● **SUPPLIED DATA**
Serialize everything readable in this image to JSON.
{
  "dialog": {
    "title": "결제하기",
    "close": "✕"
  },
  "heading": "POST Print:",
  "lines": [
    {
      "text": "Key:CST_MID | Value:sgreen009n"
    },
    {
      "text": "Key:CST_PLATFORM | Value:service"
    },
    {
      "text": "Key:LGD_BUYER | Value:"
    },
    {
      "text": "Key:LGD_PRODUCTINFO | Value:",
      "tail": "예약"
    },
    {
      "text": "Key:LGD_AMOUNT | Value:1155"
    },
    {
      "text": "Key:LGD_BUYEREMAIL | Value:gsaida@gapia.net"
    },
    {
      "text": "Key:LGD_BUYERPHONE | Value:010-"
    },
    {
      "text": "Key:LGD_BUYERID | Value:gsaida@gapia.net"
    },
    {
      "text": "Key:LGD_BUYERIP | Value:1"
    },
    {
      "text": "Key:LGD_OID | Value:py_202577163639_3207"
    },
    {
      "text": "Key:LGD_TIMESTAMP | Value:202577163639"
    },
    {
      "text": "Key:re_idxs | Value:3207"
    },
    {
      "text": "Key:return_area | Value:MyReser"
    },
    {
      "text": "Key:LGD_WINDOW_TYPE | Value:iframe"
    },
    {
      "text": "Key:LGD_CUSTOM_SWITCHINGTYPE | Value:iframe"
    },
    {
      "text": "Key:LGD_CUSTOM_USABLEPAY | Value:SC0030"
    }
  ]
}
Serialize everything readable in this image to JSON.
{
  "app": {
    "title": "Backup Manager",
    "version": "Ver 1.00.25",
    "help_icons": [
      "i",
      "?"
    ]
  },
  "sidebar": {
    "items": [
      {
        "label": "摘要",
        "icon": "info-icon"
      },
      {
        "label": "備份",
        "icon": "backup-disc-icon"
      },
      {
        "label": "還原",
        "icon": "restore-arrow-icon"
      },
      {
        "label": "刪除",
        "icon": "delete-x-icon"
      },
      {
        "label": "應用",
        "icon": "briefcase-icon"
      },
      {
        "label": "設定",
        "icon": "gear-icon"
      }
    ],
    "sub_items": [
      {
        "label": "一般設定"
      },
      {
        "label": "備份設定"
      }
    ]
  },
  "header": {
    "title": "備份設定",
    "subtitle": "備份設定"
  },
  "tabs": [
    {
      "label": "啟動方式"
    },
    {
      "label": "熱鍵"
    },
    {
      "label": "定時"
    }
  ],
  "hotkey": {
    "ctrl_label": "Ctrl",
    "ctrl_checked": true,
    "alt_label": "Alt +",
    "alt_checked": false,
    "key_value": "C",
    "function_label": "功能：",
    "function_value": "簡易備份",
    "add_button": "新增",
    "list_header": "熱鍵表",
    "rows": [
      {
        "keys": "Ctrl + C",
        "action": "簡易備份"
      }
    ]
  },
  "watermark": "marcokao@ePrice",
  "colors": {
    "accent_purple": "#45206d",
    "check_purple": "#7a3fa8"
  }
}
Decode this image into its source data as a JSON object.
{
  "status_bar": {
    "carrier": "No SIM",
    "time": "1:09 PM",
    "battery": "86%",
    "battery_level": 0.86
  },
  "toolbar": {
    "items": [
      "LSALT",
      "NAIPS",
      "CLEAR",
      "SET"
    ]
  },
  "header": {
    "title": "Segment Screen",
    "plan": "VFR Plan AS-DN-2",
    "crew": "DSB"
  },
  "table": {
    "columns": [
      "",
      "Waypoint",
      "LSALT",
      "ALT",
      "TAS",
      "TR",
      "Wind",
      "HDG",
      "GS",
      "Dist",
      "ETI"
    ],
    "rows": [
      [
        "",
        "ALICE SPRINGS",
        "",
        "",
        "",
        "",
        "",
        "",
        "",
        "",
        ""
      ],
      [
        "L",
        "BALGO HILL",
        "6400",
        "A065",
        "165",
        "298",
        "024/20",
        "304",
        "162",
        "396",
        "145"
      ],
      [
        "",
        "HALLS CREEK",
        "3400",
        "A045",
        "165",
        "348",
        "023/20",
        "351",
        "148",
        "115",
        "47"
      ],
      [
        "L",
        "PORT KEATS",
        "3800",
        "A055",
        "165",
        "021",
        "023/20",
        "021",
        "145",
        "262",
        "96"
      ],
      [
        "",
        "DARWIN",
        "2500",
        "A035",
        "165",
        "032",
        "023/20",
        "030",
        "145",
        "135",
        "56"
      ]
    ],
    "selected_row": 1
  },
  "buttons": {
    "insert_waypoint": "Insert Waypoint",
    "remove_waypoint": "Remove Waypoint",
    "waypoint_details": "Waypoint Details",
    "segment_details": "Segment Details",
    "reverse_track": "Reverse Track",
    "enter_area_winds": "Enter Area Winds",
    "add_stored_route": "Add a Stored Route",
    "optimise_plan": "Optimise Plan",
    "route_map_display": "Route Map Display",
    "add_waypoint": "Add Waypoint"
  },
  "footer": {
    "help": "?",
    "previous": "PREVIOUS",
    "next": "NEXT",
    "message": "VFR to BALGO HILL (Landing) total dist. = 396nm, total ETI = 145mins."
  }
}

● **PROBLEM DESCRIPTION**
Please restate the whole listing word for word.

● **RESPONSE TO THE TASK**
Serialize everything readable in this image to JSON.
{
  "dialog": {
    "title": "결제하기",
    "close": "✕"
  },
  "heading": "POST Print:",
  "lines": [
    {
      "text": "Key:CST_MID | Value:sgreen009n"
    },
    {
      "text": "Key:CST_PLATFORM | Value:service"
    },
    {
      "text": "Key:LGD_BUYER | Value:"
    },
    {
      "text": "Key:LGD_PRODUCTINFO | Value:",
      "tail": "예약"
    },
    {
      "text": "Key:LGD_AMOUNT | Value:1155"
    },
    {
      "text": "Key:LGD_BUYEREMAIL | Value:gsaida@gapia.net"
    },
    {
      "text": "Key:LGD_BUYERPHONE | Value:010-"
    },
    {
      "text": "Key:LGD_BUYERID | Value:gsaida@gapia.net"
    },
    {
      "text": "Key:LGD_BUYERIP | Value:1"
    },
    {
      "text": "Key:LGD_OID | Value:py_202577163639_3207"
    },
    {
      "text": "Key:LGD_TIMESTAMP | Value:202577163639"
    },
    {
      "text": "Key:re_idxs | Value:3207"
    },
    {
      "text": "Key:return_area | Value:MyReser"
    },
    {
      "text": "Key:LGD_WINDOW_TYPE | Value:iframe"
    },
    {
      "text": "Key:LGD_CUSTOM_SWITCHINGTYPE | Value:iframe"
    },
    {
      "text": "Key:LGD_CUSTOM_USABLEPAY | Value:SC0030"
    }
  ]
}
Serialize everything readable in this image to JSON.
{
  "app": {
    "title": "Backup Manager",
    "version": "Ver 1.00.25",
    "help_icons": [
      "i",
      "?"
    ]
  },
  "sidebar": {
    "items": [
      {
        "label": "摘要",
        "icon": "info-icon"
      },
      {
        "label": "備份",
        "icon": "backup-disc-icon"
      },
      {
        "label": "還原",
        "icon": "restore-arrow-icon"
      },
      {
        "label": "刪除",
        "icon": "delete-x-icon"
      },
      {
        "label": "應用",
        "icon": "briefcase-icon"
      },
      {
        "label": "設定",
        "icon": "gear-icon"
      }
    ],
    "sub_items": [
      {
        "label": "一般設定"
      },
      {
        "label": "備份設定"
      }
    ]
  },
  "header": {
    "title": "備份設定",
    "subtitle": "備份設定"
  },
  "tabs": [
    {
      "label": "啟動方式"
    },
    {
      "label": "熱鍵"
    },
    {
      "label": "定時"
    }
  ],
  "hotkey": {
    "ctrl_label": "Ctrl",
    "ctrl_checked": true,
    "alt_label": "Alt +",
    "alt_checked": false,
    "key_value": "C",
    "function_label": "功能：",
    "function_value": "簡易備份",
    "add_button": "新增",
    "list_header": "熱鍵表",
    "rows": [
      {
        "keys": "Ctrl + C",
        "action": "簡易備份"
      }
    ]
  },
  "watermark": "marcokao@ePrice",
  "colors": {
    "accent_purple": "#45206d",
    "check_purple": "#7a3fa8"
  }
}
Decode this image into its source data as a JSON object.
{
  "status_bar": {
    "carrier": "No SIM",
    "time": "1:09 PM",
    "battery": "86%",
    "battery_level": 0.86
  },
  "toolbar": {
    "items": [
      "LSALT",
      "NAIPS",
      "CLEAR",
      "SET"
    ]
  },
  "header": {
    "title": "Segment Screen",
    "plan": "VFR Plan AS-DN-2",
    "crew": "DSB"
  },
  "table": {
    "columns": [
      "",
      "Waypoint",
      "LSALT",
      "ALT",
      "TAS",
      "TR",
      "Wind",
      "HDG",
      "GS",
      "Dist",
      "ETI"
    ],
    "rows": [
      [
        "",
        "ALICE SPRINGS",
        "",
        "",
        "",
        "",
        "",
        "",
        "",
        "",
        ""
      ],
      [
        "L",
        "BALGO HILL",
        "6400",
        "A065",
        "165",
        "298",
        "024/20",
        "304",
        "162",
        "396",
        "145"
      ],
      [
        "",
        "HALLS CREEK",
        "3400",
        "A045",
        "165",
        "348",
        "023/20",
        "351",
        "148",
        "115",
        "47"
      ],
      [
        "L",
        "PORT KEATS",
        "3800",
        "A055",
        "165",
        "021",
        "023/20",
        "021",
        "145",
        "262",
        "96"
      ],
      [
        "",
        "DARWIN",
        "2500",
        "A035",
        "165",
        "032",
        "023/20",
        "030",
        "145",
        "135",
        "56"
      ]
    ],
    "selected_row": 1
  },
  "buttons": {
    "insert_waypoint": "Insert Waypoint",
    "remove_waypoint": "Remove Waypoint",
    "waypoint_details": "Waypoint Details",
    "segment_details": "Segment Details",
    "reverse_track": "Reverse Track",
    "enter_area_winds": "Enter Area Winds",
    "add_stored_route": "Add a Stored Route",
    "optimise_plan": "Optimise Plan",
    "route_map_display": "Route Map Display",
    "add_waypoint": "Add Waypoint"
  },
  "footer": {
    "help": "?",
    "previous": "PREVIOUS",
    "next": "NEXT",
    "message": "VFR to BALGO HILL (Landing) total dist. = 396nm, total ETI = 145mins."
  }
}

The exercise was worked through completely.